### [Supplied data]
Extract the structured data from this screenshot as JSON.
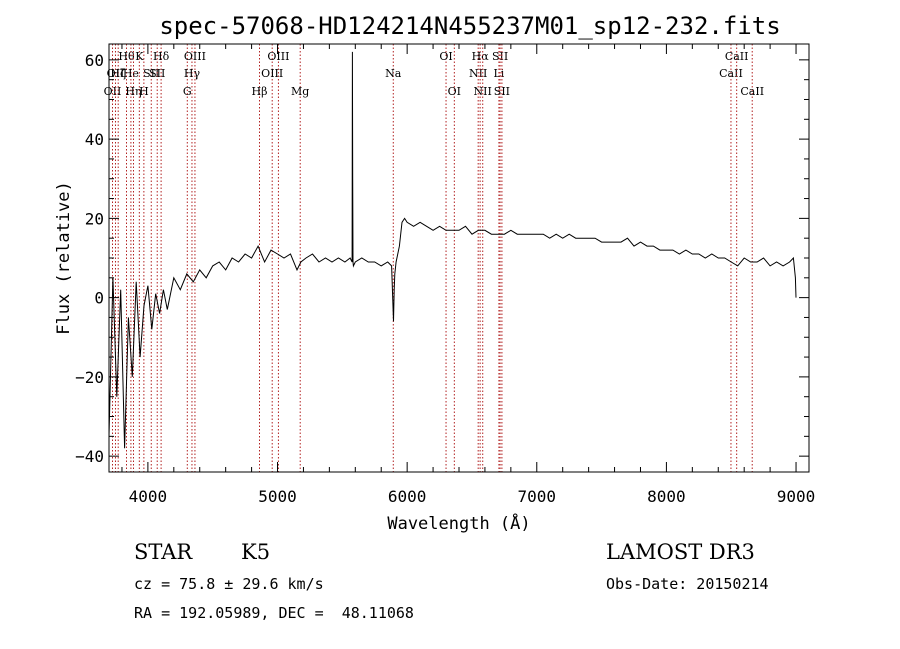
{
  "chart_data": {
    "type": "line",
    "title": "spec-57068-HD124214N455237M01_sp12-232.fits",
    "xlabel": "Wavelength (Å)",
    "ylabel": "Flux (relative)",
    "xlim": [
      3700,
      9100
    ],
    "ylim": [
      -44,
      64
    ],
    "xticks": [
      4000,
      5000,
      6000,
      7000,
      8000,
      9000
    ],
    "yticks": [
      -40,
      -20,
      0,
      20,
      40,
      60
    ],
    "line_color": "#000000",
    "marker_color": "#b22222",
    "series": [
      {
        "name": "spectrum",
        "x": [
          3700,
          3730,
          3760,
          3790,
          3820,
          3850,
          3880,
          3910,
          3940,
          3970,
          4000,
          4030,
          4060,
          4090,
          4120,
          4150,
          4200,
          4250,
          4300,
          4350,
          4400,
          4450,
          4500,
          4550,
          4600,
          4650,
          4700,
          4750,
          4800,
          4850,
          4900,
          4950,
          5000,
          5050,
          5100,
          5150,
          5180,
          5220,
          5270,
          5320,
          5370,
          5420,
          5470,
          5520,
          5560,
          5575,
          5578,
          5580,
          5582,
          5585,
          5600,
          5650,
          5700,
          5750,
          5800,
          5850,
          5880,
          5895,
          5900,
          5905,
          5915,
          5940,
          5960,
          5980,
          6000,
          6050,
          6100,
          6150,
          6200,
          6250,
          6300,
          6350,
          6400,
          6450,
          6500,
          6550,
          6600,
          6650,
          6700,
          6750,
          6800,
          6850,
          6900,
          6950,
          7000,
          7050,
          7100,
          7150,
          7200,
          7250,
          7300,
          7350,
          7400,
          7450,
          7500,
          7550,
          7600,
          7650,
          7700,
          7750,
          7800,
          7850,
          7900,
          7950,
          8000,
          8050,
          8100,
          8150,
          8200,
          8250,
          8300,
          8350,
          8400,
          8450,
          8500,
          8550,
          8600,
          8650,
          8700,
          8750,
          8800,
          8850,
          8900,
          8950,
          8980,
          8995,
          9000
        ],
        "values": [
          -35,
          5,
          -25,
          2,
          -38,
          -5,
          -20,
          4,
          -15,
          -2,
          3,
          -8,
          1,
          -4,
          2,
          -3,
          5,
          2,
          6,
          4,
          7,
          5,
          8,
          9,
          7,
          10,
          9,
          11,
          10,
          13,
          9,
          12,
          11,
          10,
          11,
          7,
          9,
          10,
          11,
          9,
          10,
          9,
          10,
          9,
          10,
          9,
          62,
          30,
          9,
          8,
          9,
          10,
          9,
          9,
          8,
          9,
          8,
          -6,
          2,
          6,
          9,
          13,
          19,
          20,
          19,
          18,
          19,
          18,
          17,
          18,
          17,
          17,
          17,
          18,
          16,
          17,
          17,
          16,
          16,
          16,
          17,
          16,
          16,
          16,
          16,
          16,
          15,
          16,
          15,
          16,
          15,
          15,
          15,
          15,
          14,
          14,
          14,
          14,
          15,
          13,
          14,
          13,
          13,
          12,
          12,
          12,
          11,
          12,
          11,
          11,
          10,
          11,
          10,
          10,
          9,
          8,
          10,
          9,
          9,
          10,
          8,
          9,
          8,
          9,
          10,
          5,
          0
        ]
      }
    ],
    "line_markers": [
      {
        "wave": 3727,
        "label": "OII",
        "row": 2
      },
      {
        "wave": 3750,
        "label": "OII",
        "row": 1
      },
      {
        "wave": 3771,
        "label": "Hζ",
        "row": 1
      },
      {
        "wave": 3835,
        "label": "Hθ",
        "row": 0
      },
      {
        "wave": 3869,
        "label": "He",
        "row": 1
      },
      {
        "wave": 3889,
        "label": "Hη",
        "row": 2
      },
      {
        "wave": 3934,
        "label": "K",
        "row": 0
      },
      {
        "wave": 3969,
        "label": "H",
        "row": 2
      },
      {
        "wave": 4026,
        "label": "SII",
        "row": 1
      },
      {
        "wave": 4102,
        "label": "Hδ",
        "row": 0
      },
      {
        "wave": 4072,
        "label": "SII",
        "row": 1
      },
      {
        "wave": 4304,
        "label": "G",
        "row": 2
      },
      {
        "wave": 4340,
        "label": "Hγ",
        "row": 1
      },
      {
        "wave": 4363,
        "label": "OIII",
        "row": 0
      },
      {
        "wave": 4861,
        "label": "Hβ",
        "row": 2
      },
      {
        "wave": 4959,
        "label": "OIII",
        "row": 1
      },
      {
        "wave": 5007,
        "label": "OIII",
        "row": 0
      },
      {
        "wave": 5175,
        "label": "Mg",
        "row": 2
      },
      {
        "wave": 5893,
        "label": "Na",
        "row": 1
      },
      {
        "wave": 6300,
        "label": "OI",
        "row": 0
      },
      {
        "wave": 6364,
        "label": "OI",
        "row": 2
      },
      {
        "wave": 6548,
        "label": "NII",
        "row": 1
      },
      {
        "wave": 6563,
        "label": "Hα",
        "row": 0
      },
      {
        "wave": 6583,
        "label": "NII",
        "row": 2
      },
      {
        "wave": 6708,
        "label": "Li",
        "row": 1
      },
      {
        "wave": 6717,
        "label": "SII",
        "row": 0
      },
      {
        "wave": 6731,
        "label": "SII",
        "row": 2
      },
      {
        "wave": 8498,
        "label": "CaII",
        "row": 1
      },
      {
        "wave": 8542,
        "label": "CaII",
        "row": 0
      },
      {
        "wave": 8662,
        "label": "CaII",
        "row": 2
      }
    ]
  },
  "info": {
    "object_class": "STAR",
    "subclass": "K5",
    "redshift": "cz = 75.8 ± 29.6 km/s",
    "coords": "RA = 192.05989, DEC =  48.11068",
    "survey": "LAMOST DR3",
    "obs_date": "Obs-Date: 20150214"
  }
}
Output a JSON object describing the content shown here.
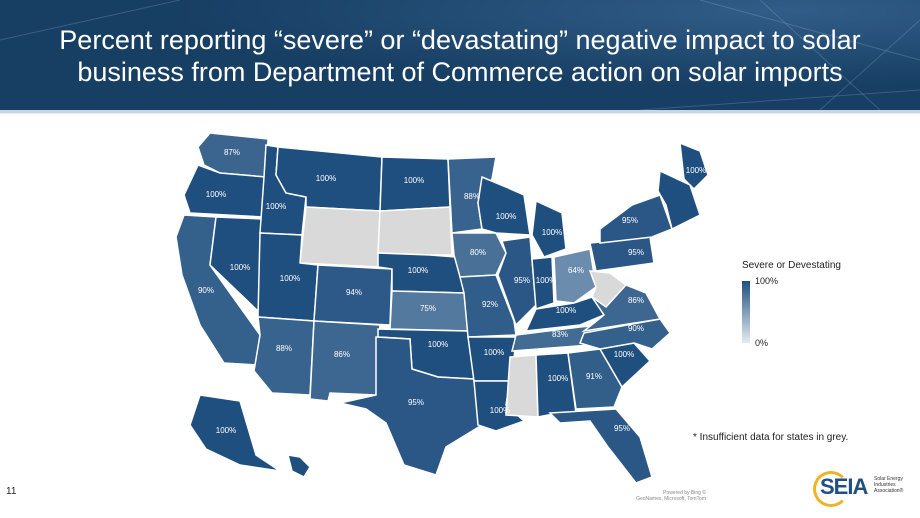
{
  "slide": {
    "title": "Percent reporting “severe” or “devastating” negative impact to solar business from Department of Commerce action on solar imports",
    "page_number": "11",
    "note": "* Insufficient data for states in grey.",
    "credit": "Powered by Bing\n© GeoNames, Microsoft, TomTom"
  },
  "legend": {
    "title": "Severe or Devestating",
    "max_label": "100%",
    "min_label": "0%",
    "colors": {
      "high": "#1f4f7f",
      "low": "#e3ebf3",
      "no_data": "#d9d9d9"
    }
  },
  "logo": {
    "text": "SEIA",
    "subtext": "Solar Energy Industries Association®"
  },
  "map_data": {
    "type": "choropleth",
    "states": [
      {
        "id": "WA",
        "value": "87%",
        "pct": 87
      },
      {
        "id": "OR",
        "value": "100%",
        "pct": 100
      },
      {
        "id": "CA",
        "value": "90%",
        "pct": 90
      },
      {
        "id": "NV",
        "value": "100%",
        "pct": 100
      },
      {
        "id": "ID",
        "value": "100%",
        "pct": 100
      },
      {
        "id": "MT",
        "value": "100%",
        "pct": 100
      },
      {
        "id": "WY",
        "value": "",
        "pct": null
      },
      {
        "id": "UT",
        "value": "100%",
        "pct": 100
      },
      {
        "id": "AZ",
        "value": "88%",
        "pct": 88
      },
      {
        "id": "CO",
        "value": "94%",
        "pct": 94
      },
      {
        "id": "NM",
        "value": "86%",
        "pct": 86
      },
      {
        "id": "ND",
        "value": "100%",
        "pct": 100
      },
      {
        "id": "SD",
        "value": "",
        "pct": null
      },
      {
        "id": "NE",
        "value": "100%",
        "pct": 100
      },
      {
        "id": "KS",
        "value": "75%",
        "pct": 75
      },
      {
        "id": "OK",
        "value": "100%",
        "pct": 100
      },
      {
        "id": "TX",
        "value": "95%",
        "pct": 95
      },
      {
        "id": "MN",
        "value": "88%",
        "pct": 88
      },
      {
        "id": "IA",
        "value": "80%",
        "pct": 80
      },
      {
        "id": "MO",
        "value": "92%",
        "pct": 92
      },
      {
        "id": "AR",
        "value": "100%",
        "pct": 100
      },
      {
        "id": "LA",
        "value": "100%",
        "pct": 100
      },
      {
        "id": "WI",
        "value": "100%",
        "pct": 100
      },
      {
        "id": "IL",
        "value": "95%",
        "pct": 95
      },
      {
        "id": "MI",
        "value": "100%",
        "pct": 100
      },
      {
        "id": "IN",
        "value": "100%",
        "pct": 100
      },
      {
        "id": "OH",
        "value": "64%",
        "pct": 64
      },
      {
        "id": "KY",
        "value": "100%",
        "pct": 100
      },
      {
        "id": "TN",
        "value": "83%",
        "pct": 83
      },
      {
        "id": "MS",
        "value": "",
        "pct": null
      },
      {
        "id": "AL",
        "value": "100%",
        "pct": 100
      },
      {
        "id": "GA",
        "value": "91%",
        "pct": 91
      },
      {
        "id": "FL",
        "value": "95%",
        "pct": 95
      },
      {
        "id": "SC",
        "value": "100%",
        "pct": 100
      },
      {
        "id": "NC",
        "value": "90%",
        "pct": 90
      },
      {
        "id": "VA",
        "value": "86%",
        "pct": 86
      },
      {
        "id": "WV",
        "value": "",
        "pct": null
      },
      {
        "id": "PA",
        "value": "95%",
        "pct": 95
      },
      {
        "id": "NY",
        "value": "95%",
        "pct": 95
      },
      {
        "id": "ME",
        "value": "100%",
        "pct": 100
      },
      {
        "id": "NE_STATES",
        "value": "",
        "pct": 100
      },
      {
        "id": "AK",
        "value": "100%",
        "pct": 100
      },
      {
        "id": "HI",
        "value": "",
        "pct": 100
      }
    ]
  }
}
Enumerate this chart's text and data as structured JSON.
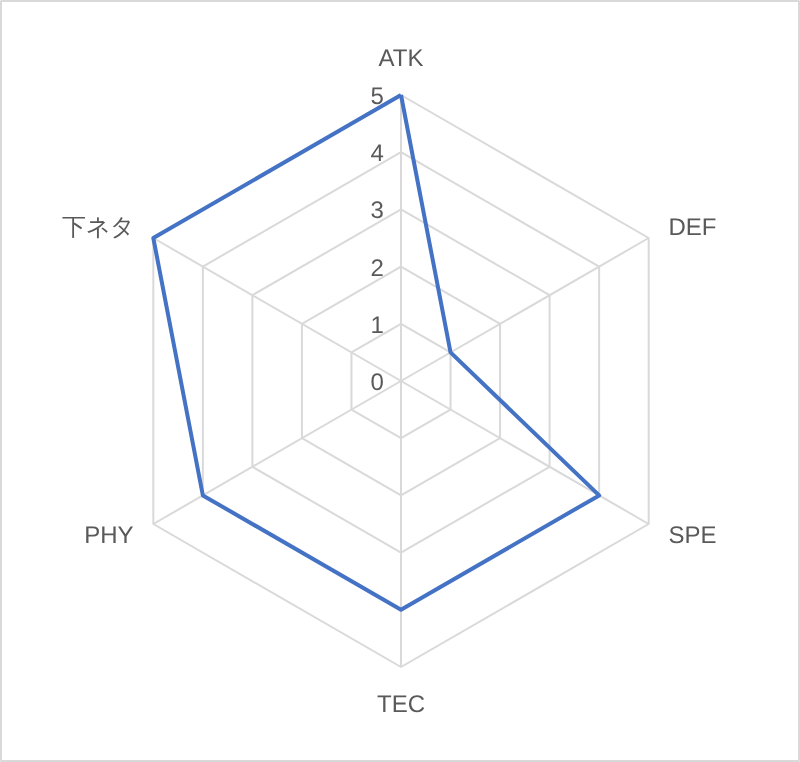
{
  "chart_data": {
    "type": "radar",
    "categories": [
      "ATK",
      "DEF",
      "SPE",
      "TEC",
      "PHY",
      "下ネタ"
    ],
    "series": [
      {
        "color": "#4472c4",
        "values": [
          5,
          1,
          4,
          4,
          4,
          5
        ]
      }
    ],
    "ylim": [
      0,
      5
    ],
    "yticks": [
      0,
      1,
      2,
      3,
      4,
      5
    ],
    "grid": true,
    "marker": "none",
    "line_style": "solid"
  }
}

### [Aim]
Extract every line that has the string "this" in it.

### [The response]
Extract the structured data from this screenshot as JSON.
Enumerate this chart's text and data as structured JSON.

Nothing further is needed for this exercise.